(To be done)
Restate the full set of records exactly, word for word.

━━ Raw records ━━

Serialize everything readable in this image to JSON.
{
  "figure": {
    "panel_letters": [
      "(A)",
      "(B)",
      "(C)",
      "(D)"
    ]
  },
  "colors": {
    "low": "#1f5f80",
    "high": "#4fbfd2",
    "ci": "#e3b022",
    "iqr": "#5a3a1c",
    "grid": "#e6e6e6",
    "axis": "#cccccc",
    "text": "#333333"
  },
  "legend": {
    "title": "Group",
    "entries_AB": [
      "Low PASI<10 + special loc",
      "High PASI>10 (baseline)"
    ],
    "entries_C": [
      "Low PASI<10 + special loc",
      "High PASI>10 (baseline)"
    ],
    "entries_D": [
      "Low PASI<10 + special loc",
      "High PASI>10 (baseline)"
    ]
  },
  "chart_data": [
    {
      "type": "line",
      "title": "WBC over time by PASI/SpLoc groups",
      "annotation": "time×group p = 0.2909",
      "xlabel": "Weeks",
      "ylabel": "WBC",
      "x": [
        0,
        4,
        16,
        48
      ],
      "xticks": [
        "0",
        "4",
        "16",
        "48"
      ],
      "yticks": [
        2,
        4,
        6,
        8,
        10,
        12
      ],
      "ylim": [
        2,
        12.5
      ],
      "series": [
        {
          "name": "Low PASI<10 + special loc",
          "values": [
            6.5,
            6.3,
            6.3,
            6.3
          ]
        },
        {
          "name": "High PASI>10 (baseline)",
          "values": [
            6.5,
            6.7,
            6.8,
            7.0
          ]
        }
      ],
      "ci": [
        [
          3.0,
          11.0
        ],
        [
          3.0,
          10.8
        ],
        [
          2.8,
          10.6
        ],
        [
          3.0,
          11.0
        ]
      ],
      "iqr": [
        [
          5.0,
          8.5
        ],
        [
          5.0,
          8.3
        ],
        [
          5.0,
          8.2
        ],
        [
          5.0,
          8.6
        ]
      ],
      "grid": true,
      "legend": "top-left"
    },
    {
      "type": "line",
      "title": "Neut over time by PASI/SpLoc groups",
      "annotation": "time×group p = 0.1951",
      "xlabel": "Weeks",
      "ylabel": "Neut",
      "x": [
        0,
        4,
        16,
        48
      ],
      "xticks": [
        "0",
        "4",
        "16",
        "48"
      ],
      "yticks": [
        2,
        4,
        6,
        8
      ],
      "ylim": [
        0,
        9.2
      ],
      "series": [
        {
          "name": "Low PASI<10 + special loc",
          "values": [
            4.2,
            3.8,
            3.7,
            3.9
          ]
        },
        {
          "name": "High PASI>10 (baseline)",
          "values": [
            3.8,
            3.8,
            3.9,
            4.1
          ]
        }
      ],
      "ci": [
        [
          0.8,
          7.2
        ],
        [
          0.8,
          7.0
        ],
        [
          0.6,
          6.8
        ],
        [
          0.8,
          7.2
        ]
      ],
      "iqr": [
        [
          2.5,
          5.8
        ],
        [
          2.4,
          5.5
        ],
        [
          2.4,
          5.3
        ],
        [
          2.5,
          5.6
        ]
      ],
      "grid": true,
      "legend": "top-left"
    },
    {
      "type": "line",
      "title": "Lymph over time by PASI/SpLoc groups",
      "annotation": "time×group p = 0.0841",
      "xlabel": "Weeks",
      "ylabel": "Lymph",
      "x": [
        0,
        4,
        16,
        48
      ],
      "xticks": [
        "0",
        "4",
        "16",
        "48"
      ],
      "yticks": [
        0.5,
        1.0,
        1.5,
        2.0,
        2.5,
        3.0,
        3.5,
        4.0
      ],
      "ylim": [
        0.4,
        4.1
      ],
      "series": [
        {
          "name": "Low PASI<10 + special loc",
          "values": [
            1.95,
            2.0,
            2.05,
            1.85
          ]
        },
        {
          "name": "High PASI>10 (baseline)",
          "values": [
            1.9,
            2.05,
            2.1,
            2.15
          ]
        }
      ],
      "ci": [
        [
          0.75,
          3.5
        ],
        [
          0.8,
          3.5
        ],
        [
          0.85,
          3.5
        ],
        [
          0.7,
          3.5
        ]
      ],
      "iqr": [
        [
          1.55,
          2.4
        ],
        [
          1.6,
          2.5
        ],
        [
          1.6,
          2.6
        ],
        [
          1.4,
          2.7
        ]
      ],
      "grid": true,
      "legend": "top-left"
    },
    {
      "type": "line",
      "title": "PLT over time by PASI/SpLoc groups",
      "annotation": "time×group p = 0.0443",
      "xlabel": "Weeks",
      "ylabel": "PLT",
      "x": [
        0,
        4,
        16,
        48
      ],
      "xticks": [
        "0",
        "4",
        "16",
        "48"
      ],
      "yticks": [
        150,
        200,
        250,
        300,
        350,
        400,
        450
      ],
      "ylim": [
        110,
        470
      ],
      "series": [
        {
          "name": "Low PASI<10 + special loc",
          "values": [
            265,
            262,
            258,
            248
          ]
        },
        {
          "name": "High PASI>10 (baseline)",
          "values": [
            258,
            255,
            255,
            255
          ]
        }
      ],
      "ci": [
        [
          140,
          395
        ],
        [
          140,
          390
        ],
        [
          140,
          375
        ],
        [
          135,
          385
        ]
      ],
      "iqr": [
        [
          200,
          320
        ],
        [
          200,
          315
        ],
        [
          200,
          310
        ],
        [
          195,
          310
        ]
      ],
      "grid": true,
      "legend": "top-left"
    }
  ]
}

━━━

(Final answer)
Serialize everything readable in this image to JSON.
{
  "figure": {
    "panel_letters": [
      "(A)",
      "(B)",
      "(C)",
      "(D)"
    ]
  },
  "colors": {
    "low": "#1f5f80",
    "high": "#4fbfd2",
    "ci": "#e3b022",
    "iqr": "#5a3a1c",
    "grid": "#e6e6e6",
    "axis": "#cccccc",
    "text": "#333333"
  },
  "legend": {
    "title": "Group",
    "entries_AB": [
      "Low PASI<10 + special loc",
      "High PASI>10 (baseline)"
    ],
    "entries_C": [
      "Low PASI<10 + special loc",
      "High PASI>10 (baseline)"
    ],
    "entries_D": [
      "Low PASI<10 + special loc",
      "High PASI>10 (baseline)"
    ]
  },
  "chart_data": [
    {
      "type": "line",
      "title": "WBC over time by PASI/SpLoc groups",
      "annotation": "time×group p = 0.2909",
      "xlabel": "Weeks",
      "ylabel": "WBC",
      "x": [
        0,
        4,
        16,
        48
      ],
      "xticks": [
        "0",
        "4",
        "16",
        "48"
      ],
      "yticks": [
        2,
        4,
        6,
        8,
        10,
        12
      ],
      "ylim": [
        2,
        12.5
      ],
      "series": [
        {
          "name": "Low PASI<10 + special loc",
          "values": [
            6.5,
            6.3,
            6.3,
            6.3
          ]
        },
        {
          "name": "High PASI>10 (baseline)",
          "values": [
            6.5,
            6.7,
            6.8,
            7.0
          ]
        }
      ],
      "ci": [
        [
          3.0,
          11.0
        ],
        [
          3.0,
          10.8
        ],
        [
          2.8,
          10.6
        ],
        [
          3.0,
          11.0
        ]
      ],
      "iqr": [
        [
          5.0,
          8.5
        ],
        [
          5.0,
          8.3
        ],
        [
          5.0,
          8.2
        ],
        [
          5.0,
          8.6
        ]
      ],
      "grid": true,
      "legend": "top-left"
    },
    {
      "type": "line",
      "title": "Neut over time by PASI/SpLoc groups",
      "annotation": "time×group p = 0.1951",
      "xlabel": "Weeks",
      "ylabel": "Neut",
      "x": [
        0,
        4,
        16,
        48
      ],
      "xticks": [
        "0",
        "4",
        "16",
        "48"
      ],
      "yticks": [
        2,
        4,
        6,
        8
      ],
      "ylim": [
        0,
        9.2
      ],
      "series": [
        {
          "name": "Low PASI<10 + special loc",
          "values": [
            4.2,
            3.8,
            3.7,
            3.9
          ]
        },
        {
          "name": "High PASI>10 (baseline)",
          "values": [
            3.8,
            3.8,
            3.9,
            4.1
          ]
        }
      ],
      "ci": [
        [
          0.8,
          7.2
        ],
        [
          0.8,
          7.0
        ],
        [
          0.6,
          6.8
        ],
        [
          0.8,
          7.2
        ]
      ],
      "iqr": [
        [
          2.5,
          5.8
        ],
        [
          2.4,
          5.5
        ],
        [
          2.4,
          5.3
        ],
        [
          2.5,
          5.6
        ]
      ],
      "grid": true,
      "legend": "top-left"
    },
    {
      "type": "line",
      "title": "Lymph over time by PASI/SpLoc groups",
      "annotation": "time×group p = 0.0841",
      "xlabel": "Weeks",
      "ylabel": "Lymph",
      "x": [
        0,
        4,
        16,
        48
      ],
      "xticks": [
        "0",
        "4",
        "16",
        "48"
      ],
      "yticks": [
        0.5,
        1.0,
        1.5,
        2.0,
        2.5,
        3.0,
        3.5,
        4.0
      ],
      "ylim": [
        0.4,
        4.1
      ],
      "series": [
        {
          "name": "Low PASI<10 + special loc",
          "values": [
            1.95,
            2.0,
            2.05,
            1.85
          ]
        },
        {
          "name": "High PASI>10 (baseline)",
          "values": [
            1.9,
            2.05,
            2.1,
            2.15
          ]
        }
      ],
      "ci": [
        [
          0.75,
          3.5
        ],
        [
          0.8,
          3.5
        ],
        [
          0.85,
          3.5
        ],
        [
          0.7,
          3.5
        ]
      ],
      "iqr": [
        [
          1.55,
          2.4
        ],
        [
          1.6,
          2.5
        ],
        [
          1.6,
          2.6
        ],
        [
          1.4,
          2.7
        ]
      ],
      "grid": true,
      "legend": "top-left"
    },
    {
      "type": "line",
      "title": "PLT over time by PASI/SpLoc groups",
      "annotation": "time×group p = 0.0443",
      "xlabel": "Weeks",
      "ylabel": "PLT",
      "x": [
        0,
        4,
        16,
        48
      ],
      "xticks": [
        "0",
        "4",
        "16",
        "48"
      ],
      "yticks": [
        150,
        200,
        250,
        300,
        350,
        400,
        450
      ],
      "ylim": [
        110,
        470
      ],
      "series": [
        {
          "name": "Low PASI<10 + special loc",
          "values": [
            265,
            262,
            258,
            248
          ]
        },
        {
          "name": "High PASI>10 (baseline)",
          "values": [
            258,
            255,
            255,
            255
          ]
        }
      ],
      "ci": [
        [
          140,
          395
        ],
        [
          140,
          390
        ],
        [
          140,
          375
        ],
        [
          135,
          385
        ]
      ],
      "iqr": [
        [
          200,
          320
        ],
        [
          200,
          315
        ],
        [
          200,
          310
        ],
        [
          195,
          310
        ]
      ],
      "grid": true,
      "legend": "top-left"
    }
  ]
}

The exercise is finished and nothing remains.